> _EXERCISE BRIEF_
Scan the data beneath this task and copy each line that includes "text".

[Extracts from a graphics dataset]

○ ○ ○ ○

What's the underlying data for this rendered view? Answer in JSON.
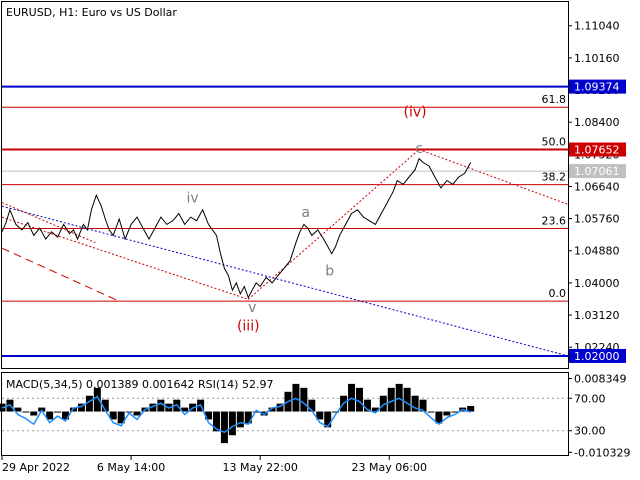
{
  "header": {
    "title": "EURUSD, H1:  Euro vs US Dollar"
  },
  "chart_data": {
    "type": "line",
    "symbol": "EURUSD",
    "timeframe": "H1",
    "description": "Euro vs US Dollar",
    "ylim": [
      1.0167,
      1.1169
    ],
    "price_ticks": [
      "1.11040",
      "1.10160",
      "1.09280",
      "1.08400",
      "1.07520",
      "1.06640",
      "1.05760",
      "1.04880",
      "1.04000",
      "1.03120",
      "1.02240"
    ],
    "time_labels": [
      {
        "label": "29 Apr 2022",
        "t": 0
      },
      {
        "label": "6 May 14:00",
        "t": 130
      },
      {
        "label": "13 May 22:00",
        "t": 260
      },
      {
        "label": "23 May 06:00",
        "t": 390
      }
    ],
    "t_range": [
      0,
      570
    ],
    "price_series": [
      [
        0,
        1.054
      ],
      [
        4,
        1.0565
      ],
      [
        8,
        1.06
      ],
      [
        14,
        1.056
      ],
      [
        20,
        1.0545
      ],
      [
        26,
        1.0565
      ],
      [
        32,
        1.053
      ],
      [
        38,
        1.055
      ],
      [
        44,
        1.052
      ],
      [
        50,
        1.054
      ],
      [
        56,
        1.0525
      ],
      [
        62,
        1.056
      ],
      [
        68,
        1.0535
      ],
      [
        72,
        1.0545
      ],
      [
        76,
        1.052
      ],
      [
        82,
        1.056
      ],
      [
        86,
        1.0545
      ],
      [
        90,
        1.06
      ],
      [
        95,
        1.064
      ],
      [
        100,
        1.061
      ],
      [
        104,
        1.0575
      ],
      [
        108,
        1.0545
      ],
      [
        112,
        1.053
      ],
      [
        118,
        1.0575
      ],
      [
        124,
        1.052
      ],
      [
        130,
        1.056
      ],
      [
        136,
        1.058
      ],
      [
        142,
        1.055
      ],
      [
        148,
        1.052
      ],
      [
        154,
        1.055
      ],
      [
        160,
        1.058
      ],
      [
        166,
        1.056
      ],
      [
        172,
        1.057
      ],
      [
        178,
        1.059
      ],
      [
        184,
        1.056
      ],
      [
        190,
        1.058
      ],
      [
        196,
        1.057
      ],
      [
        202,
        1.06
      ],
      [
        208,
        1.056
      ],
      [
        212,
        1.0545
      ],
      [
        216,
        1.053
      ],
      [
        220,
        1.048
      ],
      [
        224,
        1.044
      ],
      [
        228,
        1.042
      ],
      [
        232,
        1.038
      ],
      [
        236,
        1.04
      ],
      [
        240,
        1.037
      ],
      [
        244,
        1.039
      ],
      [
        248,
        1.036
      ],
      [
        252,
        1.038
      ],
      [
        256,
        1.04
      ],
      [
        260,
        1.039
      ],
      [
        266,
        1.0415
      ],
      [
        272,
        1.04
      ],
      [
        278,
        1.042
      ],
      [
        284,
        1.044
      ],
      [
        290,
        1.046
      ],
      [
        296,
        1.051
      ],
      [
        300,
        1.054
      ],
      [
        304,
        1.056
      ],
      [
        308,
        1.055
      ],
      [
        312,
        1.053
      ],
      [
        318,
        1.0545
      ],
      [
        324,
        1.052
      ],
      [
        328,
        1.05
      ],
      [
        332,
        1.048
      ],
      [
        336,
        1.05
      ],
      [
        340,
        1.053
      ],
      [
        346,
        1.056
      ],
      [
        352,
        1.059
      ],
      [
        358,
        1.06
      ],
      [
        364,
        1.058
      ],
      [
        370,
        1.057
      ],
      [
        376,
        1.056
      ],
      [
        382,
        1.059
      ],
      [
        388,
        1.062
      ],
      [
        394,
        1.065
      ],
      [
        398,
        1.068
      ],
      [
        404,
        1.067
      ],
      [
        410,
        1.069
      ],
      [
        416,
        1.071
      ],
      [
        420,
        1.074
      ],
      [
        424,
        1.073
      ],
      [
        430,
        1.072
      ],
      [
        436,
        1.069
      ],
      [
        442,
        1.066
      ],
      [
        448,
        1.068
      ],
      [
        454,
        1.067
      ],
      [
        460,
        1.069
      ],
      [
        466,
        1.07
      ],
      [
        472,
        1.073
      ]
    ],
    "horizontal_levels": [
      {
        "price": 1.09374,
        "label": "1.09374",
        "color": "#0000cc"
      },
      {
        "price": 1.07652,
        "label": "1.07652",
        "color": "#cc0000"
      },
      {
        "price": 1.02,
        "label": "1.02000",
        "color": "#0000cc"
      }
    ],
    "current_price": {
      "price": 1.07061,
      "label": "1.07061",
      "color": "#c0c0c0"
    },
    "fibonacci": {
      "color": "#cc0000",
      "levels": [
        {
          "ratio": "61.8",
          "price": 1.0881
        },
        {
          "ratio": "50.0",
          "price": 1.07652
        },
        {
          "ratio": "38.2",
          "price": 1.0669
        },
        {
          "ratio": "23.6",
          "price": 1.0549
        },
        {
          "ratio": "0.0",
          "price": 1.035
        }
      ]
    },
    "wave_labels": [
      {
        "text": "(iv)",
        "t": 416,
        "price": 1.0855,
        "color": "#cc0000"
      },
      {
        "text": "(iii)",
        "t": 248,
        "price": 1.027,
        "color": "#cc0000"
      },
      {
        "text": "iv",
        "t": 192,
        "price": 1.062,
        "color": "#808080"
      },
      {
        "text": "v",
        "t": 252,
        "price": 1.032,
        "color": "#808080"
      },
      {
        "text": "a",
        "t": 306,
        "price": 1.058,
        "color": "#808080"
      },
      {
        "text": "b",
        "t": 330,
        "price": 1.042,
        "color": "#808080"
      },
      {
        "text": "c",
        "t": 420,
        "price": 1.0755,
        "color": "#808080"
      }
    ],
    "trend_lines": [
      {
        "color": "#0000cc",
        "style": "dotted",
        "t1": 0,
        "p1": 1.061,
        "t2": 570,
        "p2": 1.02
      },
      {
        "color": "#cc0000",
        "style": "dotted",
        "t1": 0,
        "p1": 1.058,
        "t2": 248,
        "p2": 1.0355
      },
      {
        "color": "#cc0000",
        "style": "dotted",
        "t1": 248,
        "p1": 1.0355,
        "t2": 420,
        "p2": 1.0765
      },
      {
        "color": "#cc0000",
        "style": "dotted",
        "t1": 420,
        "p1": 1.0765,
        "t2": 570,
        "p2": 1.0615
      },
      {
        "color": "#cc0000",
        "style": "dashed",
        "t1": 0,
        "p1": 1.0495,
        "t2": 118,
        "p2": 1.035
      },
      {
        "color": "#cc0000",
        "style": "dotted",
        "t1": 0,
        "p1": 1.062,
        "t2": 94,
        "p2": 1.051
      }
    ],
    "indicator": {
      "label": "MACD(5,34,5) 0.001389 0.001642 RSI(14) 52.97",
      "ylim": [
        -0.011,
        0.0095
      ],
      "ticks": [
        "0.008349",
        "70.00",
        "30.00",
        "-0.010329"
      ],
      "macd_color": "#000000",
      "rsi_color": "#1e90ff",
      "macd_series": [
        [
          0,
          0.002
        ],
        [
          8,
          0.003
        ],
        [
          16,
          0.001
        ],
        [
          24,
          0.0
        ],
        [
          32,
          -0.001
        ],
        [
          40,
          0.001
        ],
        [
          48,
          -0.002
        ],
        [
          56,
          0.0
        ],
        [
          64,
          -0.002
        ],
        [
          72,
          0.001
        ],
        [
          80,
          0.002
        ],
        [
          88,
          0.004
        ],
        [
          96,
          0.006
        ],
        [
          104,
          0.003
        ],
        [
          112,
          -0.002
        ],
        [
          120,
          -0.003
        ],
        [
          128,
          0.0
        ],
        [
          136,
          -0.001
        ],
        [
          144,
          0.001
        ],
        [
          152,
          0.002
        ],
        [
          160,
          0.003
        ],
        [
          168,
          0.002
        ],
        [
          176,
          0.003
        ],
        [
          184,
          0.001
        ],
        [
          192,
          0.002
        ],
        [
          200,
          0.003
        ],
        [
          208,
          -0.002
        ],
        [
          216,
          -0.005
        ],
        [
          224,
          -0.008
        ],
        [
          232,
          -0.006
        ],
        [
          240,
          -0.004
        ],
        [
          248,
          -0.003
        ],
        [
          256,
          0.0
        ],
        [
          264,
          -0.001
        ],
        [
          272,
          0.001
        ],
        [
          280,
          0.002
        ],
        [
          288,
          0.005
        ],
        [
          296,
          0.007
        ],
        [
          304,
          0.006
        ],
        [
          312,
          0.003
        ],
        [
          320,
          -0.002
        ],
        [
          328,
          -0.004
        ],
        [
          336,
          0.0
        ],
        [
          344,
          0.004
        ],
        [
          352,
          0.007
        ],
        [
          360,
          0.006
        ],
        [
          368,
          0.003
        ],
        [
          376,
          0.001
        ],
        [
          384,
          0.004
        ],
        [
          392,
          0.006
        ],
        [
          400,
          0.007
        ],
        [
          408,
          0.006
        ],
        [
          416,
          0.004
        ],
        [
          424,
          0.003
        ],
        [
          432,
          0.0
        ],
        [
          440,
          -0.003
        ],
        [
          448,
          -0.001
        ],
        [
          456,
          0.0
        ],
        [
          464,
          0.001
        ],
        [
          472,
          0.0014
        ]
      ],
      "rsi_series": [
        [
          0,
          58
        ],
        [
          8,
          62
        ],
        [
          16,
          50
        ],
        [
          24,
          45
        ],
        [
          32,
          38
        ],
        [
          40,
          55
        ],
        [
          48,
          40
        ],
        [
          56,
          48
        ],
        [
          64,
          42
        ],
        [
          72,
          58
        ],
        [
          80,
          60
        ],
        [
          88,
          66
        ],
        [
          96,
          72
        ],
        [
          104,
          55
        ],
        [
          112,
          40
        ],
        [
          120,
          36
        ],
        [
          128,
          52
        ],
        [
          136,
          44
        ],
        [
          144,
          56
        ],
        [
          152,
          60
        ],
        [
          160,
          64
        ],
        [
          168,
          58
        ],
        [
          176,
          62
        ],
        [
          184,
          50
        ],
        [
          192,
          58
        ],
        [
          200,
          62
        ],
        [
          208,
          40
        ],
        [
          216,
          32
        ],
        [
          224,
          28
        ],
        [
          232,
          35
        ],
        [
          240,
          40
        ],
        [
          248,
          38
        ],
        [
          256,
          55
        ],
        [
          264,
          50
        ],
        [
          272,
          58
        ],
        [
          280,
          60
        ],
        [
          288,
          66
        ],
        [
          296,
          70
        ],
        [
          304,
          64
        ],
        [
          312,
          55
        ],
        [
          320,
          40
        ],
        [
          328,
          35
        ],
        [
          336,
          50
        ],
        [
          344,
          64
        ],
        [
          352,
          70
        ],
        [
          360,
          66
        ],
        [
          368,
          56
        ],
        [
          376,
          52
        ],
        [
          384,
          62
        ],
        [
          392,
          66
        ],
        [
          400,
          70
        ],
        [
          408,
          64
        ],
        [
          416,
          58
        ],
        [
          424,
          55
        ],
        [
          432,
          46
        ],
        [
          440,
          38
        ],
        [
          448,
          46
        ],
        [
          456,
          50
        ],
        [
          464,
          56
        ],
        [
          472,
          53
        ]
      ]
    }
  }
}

○ ○ ○ ○

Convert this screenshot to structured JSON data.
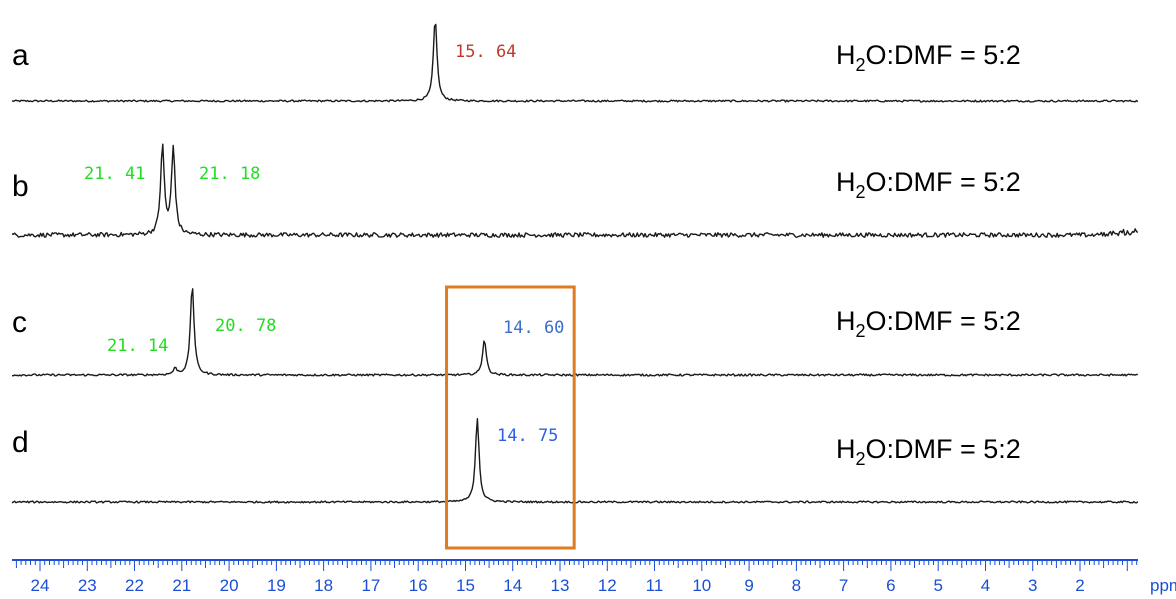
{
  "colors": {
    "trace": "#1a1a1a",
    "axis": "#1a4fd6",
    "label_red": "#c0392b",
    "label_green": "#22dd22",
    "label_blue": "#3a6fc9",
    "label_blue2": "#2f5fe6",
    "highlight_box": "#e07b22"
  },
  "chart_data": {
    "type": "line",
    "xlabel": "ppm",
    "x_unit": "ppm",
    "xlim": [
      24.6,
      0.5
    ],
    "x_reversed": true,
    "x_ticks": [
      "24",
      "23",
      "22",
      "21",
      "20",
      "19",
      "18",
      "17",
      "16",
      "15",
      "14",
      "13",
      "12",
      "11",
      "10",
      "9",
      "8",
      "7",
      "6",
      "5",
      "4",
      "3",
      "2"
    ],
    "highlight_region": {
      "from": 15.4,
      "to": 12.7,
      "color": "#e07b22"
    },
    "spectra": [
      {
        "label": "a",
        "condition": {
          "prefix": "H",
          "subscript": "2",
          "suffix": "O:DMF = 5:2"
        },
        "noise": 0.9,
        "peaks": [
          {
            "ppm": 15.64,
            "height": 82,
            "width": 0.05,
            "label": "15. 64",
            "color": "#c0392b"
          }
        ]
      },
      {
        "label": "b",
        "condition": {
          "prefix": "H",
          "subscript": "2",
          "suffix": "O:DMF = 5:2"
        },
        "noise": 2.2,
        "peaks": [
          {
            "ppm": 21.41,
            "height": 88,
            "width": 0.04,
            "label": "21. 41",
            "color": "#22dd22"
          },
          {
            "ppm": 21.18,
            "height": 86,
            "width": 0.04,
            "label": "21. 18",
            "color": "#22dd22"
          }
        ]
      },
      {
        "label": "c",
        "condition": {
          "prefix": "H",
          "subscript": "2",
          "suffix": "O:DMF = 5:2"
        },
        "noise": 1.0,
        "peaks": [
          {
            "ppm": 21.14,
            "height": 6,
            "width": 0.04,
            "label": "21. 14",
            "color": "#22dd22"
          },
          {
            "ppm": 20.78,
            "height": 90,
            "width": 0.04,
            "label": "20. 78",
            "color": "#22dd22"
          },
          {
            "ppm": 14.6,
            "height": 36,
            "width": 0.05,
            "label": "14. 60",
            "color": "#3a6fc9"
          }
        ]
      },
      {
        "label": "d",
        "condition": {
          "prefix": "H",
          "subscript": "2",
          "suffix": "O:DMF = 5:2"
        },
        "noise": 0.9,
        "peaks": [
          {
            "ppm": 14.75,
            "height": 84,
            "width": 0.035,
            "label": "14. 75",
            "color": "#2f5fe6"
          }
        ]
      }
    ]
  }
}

○ ○ ○ ○

> _COMPLETED TASK_
        "text": "(iv)",
        "text": "(iii)",
        "text": "iv",
        "text": "v",
        "text": "a",
        "text": "b",
        "text": "c",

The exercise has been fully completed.